++++ Data to process

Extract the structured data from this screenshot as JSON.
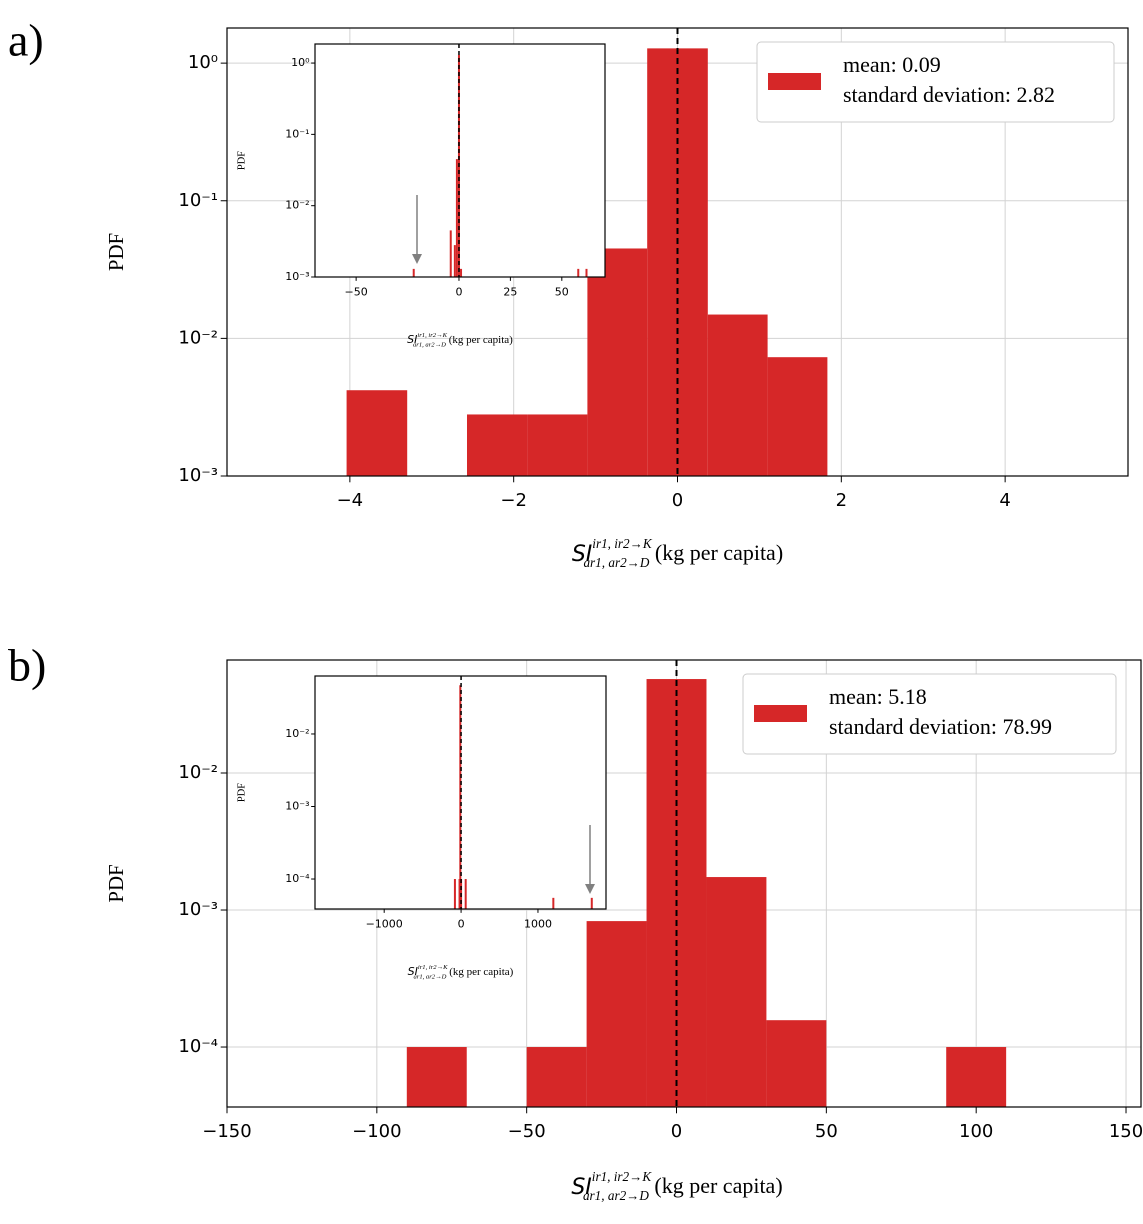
{
  "chart_data": [
    {
      "type": "histogram",
      "panel_label": "a)",
      "ylabel": "PDF",
      "xlabel": {
        "base": "SI",
        "sup": "ir1, ir2→K",
        "sub": "ar1, ar2→D",
        "unit": "(kg per capita)"
      },
      "bins": [
        -4.04,
        -3.3,
        -2.57,
        -1.83,
        -1.1,
        -0.37,
        0.37,
        1.1,
        1.83
      ],
      "values": [
        0.0042,
        0,
        0.0028,
        0.0028,
        0.045,
        1.28,
        0.0149,
        0.0073
      ],
      "color": "#d62728",
      "log_y": true,
      "grid": true,
      "vline": 0,
      "legend": [
        "mean: 0.09",
        "standard deviation: 2.82"
      ],
      "xlim": [
        -5.5,
        5.5
      ],
      "ylim": [
        0.001,
        1.8
      ],
      "xticks": [
        {
          "value": -4,
          "label": "−4"
        },
        {
          "value": -2,
          "label": "−2"
        },
        0,
        2,
        4
      ],
      "yticks": [
        {
          "value": 1,
          "label": "10⁰"
        },
        {
          "value": 0.1,
          "label": "10⁻¹"
        },
        {
          "value": 0.01,
          "label": "10⁻²"
        },
        {
          "value": 0.001,
          "label": "10⁻³"
        }
      ]
    },
    {
      "type": "bar",
      "ylabel": "PDF",
      "xlabel": {
        "base": "SI",
        "sup": "ir1, ir2→K",
        "sub": "ar1, ar2→D",
        "unit": "(kg per capita)"
      },
      "x": [
        -22,
        -4,
        -2,
        -1,
        0,
        1,
        58,
        62
      ],
      "values": [
        0.0013,
        0.0045,
        0.0028,
        0.045,
        1.3,
        0.0013,
        0.0013,
        0.0013
      ],
      "color": "#d62728",
      "log_y": true,
      "grid": false,
      "vline": 0,
      "xlim": [
        -70,
        71
      ],
      "ylim": [
        0.001,
        1.85
      ],
      "xticks": [
        {
          "value": -50,
          "label": "−50"
        },
        0,
        25,
        50
      ],
      "yticks": [
        {
          "value": 1,
          "label": "10⁰"
        },
        {
          "value": 0.1,
          "label": "10⁻¹"
        },
        {
          "value": 0.01,
          "label": "10⁻²"
        },
        {
          "value": 0.001,
          "label": "10⁻³"
        }
      ]
    },
    {
      "type": "histogram",
      "panel_label": "b)",
      "ylabel": "PDF",
      "xlabel": {
        "base": "SI",
        "sup": "ir1, ir2→K",
        "sub": "ar1, ar2→D",
        "unit": "(kg per capita)"
      },
      "bins": [
        -90,
        -70,
        -50,
        -30,
        -10,
        10,
        30,
        50,
        70,
        90,
        110
      ],
      "values": [
        0.0001,
        0,
        0.0001,
        0.00083,
        0.0485,
        0.00174,
        0.000157,
        0,
        0,
        0.0001
      ],
      "color": "#d62728",
      "log_y": true,
      "grid": true,
      "vline": 0,
      "legend": [
        "mean: 5.18",
        "standard deviation: 78.99"
      ],
      "xlim": [
        -150,
        155
      ],
      "ylim": [
        3.65e-05,
        0.0668
      ],
      "xticks": [
        {
          "value": -150,
          "label": "−150"
        },
        {
          "value": -100,
          "label": "−100"
        },
        {
          "value": -50,
          "label": "−50"
        },
        0,
        50,
        100,
        150
      ],
      "yticks": [
        {
          "value": 0.01,
          "label": "10⁻²"
        },
        {
          "value": 0.001,
          "label": "10⁻³"
        },
        {
          "value": 0.0001,
          "label": "10⁻⁴"
        }
      ]
    },
    {
      "type": "bar",
      "ylabel": "PDF",
      "xlabel": {
        "base": "SI",
        "sup": "ir1, ir2→K",
        "sub": "ar1, ar2→D",
        "unit": "(kg per capita)"
      },
      "x": [
        -80,
        -20,
        -10,
        0,
        60,
        1200,
        1700
      ],
      "values": [
        0.0001,
        0.0001,
        0.047,
        0.0001,
        0.0001,
        5.5e-05,
        5.5e-05
      ],
      "color": "#d62728",
      "log_y": true,
      "grid": false,
      "vline": 0,
      "xlim": [
        -1900,
        1885
      ],
      "ylim": [
        3.86e-05,
        0.063
      ],
      "xticks": [
        {
          "value": -1000,
          "label": "−1000"
        },
        0,
        1000
      ],
      "yticks": [
        {
          "value": 0.01,
          "label": "10⁻²"
        },
        {
          "value": 0.001,
          "label": "10⁻³"
        },
        {
          "value": 0.0001,
          "label": "10⁻⁴"
        }
      ]
    }
  ]
}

++++++++

Go through the listing above and list every line that has the word "standard".

        "standard deviation: 2.82"
        "standard deviation: 78.99"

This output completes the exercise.